Problem to work on ▸
Copy every row below word for word, but leave out the pictures.

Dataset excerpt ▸
—————

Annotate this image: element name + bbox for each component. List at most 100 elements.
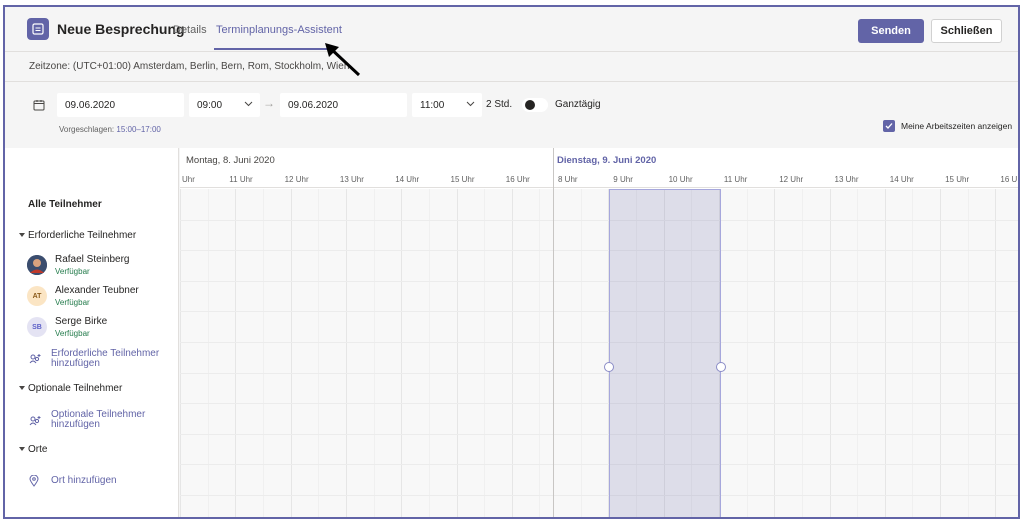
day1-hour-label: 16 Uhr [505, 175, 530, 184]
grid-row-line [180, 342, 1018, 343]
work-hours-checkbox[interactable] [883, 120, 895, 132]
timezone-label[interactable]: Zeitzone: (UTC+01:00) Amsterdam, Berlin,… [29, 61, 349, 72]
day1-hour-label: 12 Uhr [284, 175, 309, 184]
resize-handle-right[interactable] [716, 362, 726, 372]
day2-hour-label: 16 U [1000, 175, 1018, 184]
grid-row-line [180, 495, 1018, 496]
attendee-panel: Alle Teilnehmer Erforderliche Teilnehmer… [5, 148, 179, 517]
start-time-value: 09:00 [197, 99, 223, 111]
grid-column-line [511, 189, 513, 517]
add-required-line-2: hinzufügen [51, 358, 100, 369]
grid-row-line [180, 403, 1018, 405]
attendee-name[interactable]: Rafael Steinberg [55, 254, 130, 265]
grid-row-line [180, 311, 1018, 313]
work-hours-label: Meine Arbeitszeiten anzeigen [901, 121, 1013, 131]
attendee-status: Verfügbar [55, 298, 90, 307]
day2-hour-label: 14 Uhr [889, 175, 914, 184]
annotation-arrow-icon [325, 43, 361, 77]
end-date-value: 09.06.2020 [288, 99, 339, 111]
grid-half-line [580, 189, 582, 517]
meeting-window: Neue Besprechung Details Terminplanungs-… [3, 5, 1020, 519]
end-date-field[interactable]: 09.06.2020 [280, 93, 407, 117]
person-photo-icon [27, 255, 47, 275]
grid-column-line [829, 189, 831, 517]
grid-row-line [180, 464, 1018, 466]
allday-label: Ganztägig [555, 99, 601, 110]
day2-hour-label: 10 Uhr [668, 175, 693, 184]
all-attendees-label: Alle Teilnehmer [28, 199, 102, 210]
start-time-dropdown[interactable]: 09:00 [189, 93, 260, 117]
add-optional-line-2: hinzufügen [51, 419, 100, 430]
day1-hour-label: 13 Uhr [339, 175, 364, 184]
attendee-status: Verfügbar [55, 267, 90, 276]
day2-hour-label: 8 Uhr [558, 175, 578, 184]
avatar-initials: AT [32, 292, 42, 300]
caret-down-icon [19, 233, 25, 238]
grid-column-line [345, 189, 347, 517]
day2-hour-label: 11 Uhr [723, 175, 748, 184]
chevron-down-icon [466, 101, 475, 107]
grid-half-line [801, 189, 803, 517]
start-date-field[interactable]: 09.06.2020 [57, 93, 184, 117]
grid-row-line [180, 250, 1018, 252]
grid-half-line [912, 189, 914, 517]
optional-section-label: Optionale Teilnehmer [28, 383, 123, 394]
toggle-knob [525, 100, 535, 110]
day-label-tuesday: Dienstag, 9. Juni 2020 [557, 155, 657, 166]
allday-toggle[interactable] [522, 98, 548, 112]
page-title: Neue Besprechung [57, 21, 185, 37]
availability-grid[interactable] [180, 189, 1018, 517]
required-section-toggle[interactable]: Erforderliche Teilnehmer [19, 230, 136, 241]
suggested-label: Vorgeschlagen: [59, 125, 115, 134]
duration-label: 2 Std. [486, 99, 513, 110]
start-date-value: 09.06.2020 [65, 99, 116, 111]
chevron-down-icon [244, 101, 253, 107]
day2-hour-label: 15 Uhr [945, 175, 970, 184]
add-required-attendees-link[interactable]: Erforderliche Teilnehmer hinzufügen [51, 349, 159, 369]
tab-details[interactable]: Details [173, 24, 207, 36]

—————

Problem solution ▸
Annotate this image: element name + bbox for each component. List at most 100 elements.
day1-hour-label: 16 Uhr [505, 175, 530, 184]
grid-row-line [180, 342, 1018, 343]
work-hours-checkbox[interactable] [883, 120, 895, 132]
timezone-label[interactable]: Zeitzone: (UTC+01:00) Amsterdam, Berlin,… [29, 61, 349, 72]
day1-hour-label: 12 Uhr [284, 175, 309, 184]
resize-handle-right[interactable] [716, 362, 726, 372]
day2-hour-label: 16 U [1000, 175, 1018, 184]
grid-row-line [180, 495, 1018, 496]
attendee-panel: Alle Teilnehmer Erforderliche Teilnehmer… [5, 148, 179, 517]
start-time-value: 09:00 [197, 99, 223, 111]
grid-column-line [511, 189, 513, 517]
add-required-line-2: hinzufügen [51, 358, 100, 369]
grid-row-line [180, 403, 1018, 405]
attendee-name[interactable]: Rafael Steinberg [55, 254, 130, 265]
grid-row-line [180, 311, 1018, 313]
work-hours-label: Meine Arbeitszeiten anzeigen [901, 121, 1013, 131]
attendee-status: Verfügbar [55, 298, 90, 307]
day2-hour-label: 14 Uhr [889, 175, 914, 184]
annotation-arrow-icon [325, 43, 361, 77]
end-date-value: 09.06.2020 [288, 99, 339, 111]
grid-half-line [580, 189, 582, 517]
meeting-window: Neue Besprechung Details Terminplanungs-… [3, 5, 1020, 519]
end-date-field[interactable]: 09.06.2020 [280, 93, 407, 117]
person-photo-icon [27, 255, 47, 275]
grid-column-line [829, 189, 831, 517]
grid-row-line [180, 464, 1018, 466]
allday-label: Ganztägig [555, 99, 601, 110]
day2-hour-label: 10 Uhr [668, 175, 693, 184]
all-attendees-label: Alle Teilnehmer [28, 199, 102, 210]
start-time-dropdown[interactable]: 09:00 [189, 93, 260, 117]
add-optional-line-2: hinzufügen [51, 419, 100, 430]
day1-hour-label: 13 Uhr [339, 175, 364, 184]
attendee-status: Verfügbar [55, 267, 90, 276]
day2-hour-label: 8 Uhr [558, 175, 578, 184]
avatar-initials: AT [32, 292, 42, 300]
caret-down-icon [19, 233, 25, 238]
grid-column-line [345, 189, 347, 517]
day2-hour-label: 11 Uhr [723, 175, 748, 184]
chevron-down-icon [466, 101, 475, 107]
grid-half-line [801, 189, 803, 517]
start-date-field[interactable]: 09.06.2020 [57, 93, 184, 117]
grid-row-line [180, 250, 1018, 252]
grid-half-line [912, 189, 914, 517]
optional-section-label: Optionale Teilnehmer [28, 383, 123, 394]
toggle-knob [525, 100, 535, 110]
day-label-tuesday: Dienstag, 9. Juni 2020 [557, 155, 657, 166]
allday-toggle[interactable] [522, 98, 548, 112]
page-title: Neue Besprechung [57, 21, 185, 37]
availability-grid[interactable] [180, 189, 1018, 517]
required-section-toggle[interactable]: Erforderliche Teilnehmer [19, 230, 136, 241]
suggested-label: Vorgeschlagen: [59, 125, 115, 134]
duration-label: 2 Std. [486, 99, 513, 110]
start-date-value: 09.06.2020 [65, 99, 116, 111]
chevron-down-icon [244, 101, 253, 107]
day2-hour-label: 15 Uhr [945, 175, 970, 184]
add-required-attendees-link[interactable]: Erforderliche Teilnehmer hinzufügen [51, 349, 159, 369]
tab-details[interactable]: Details [173, 24, 207, 36]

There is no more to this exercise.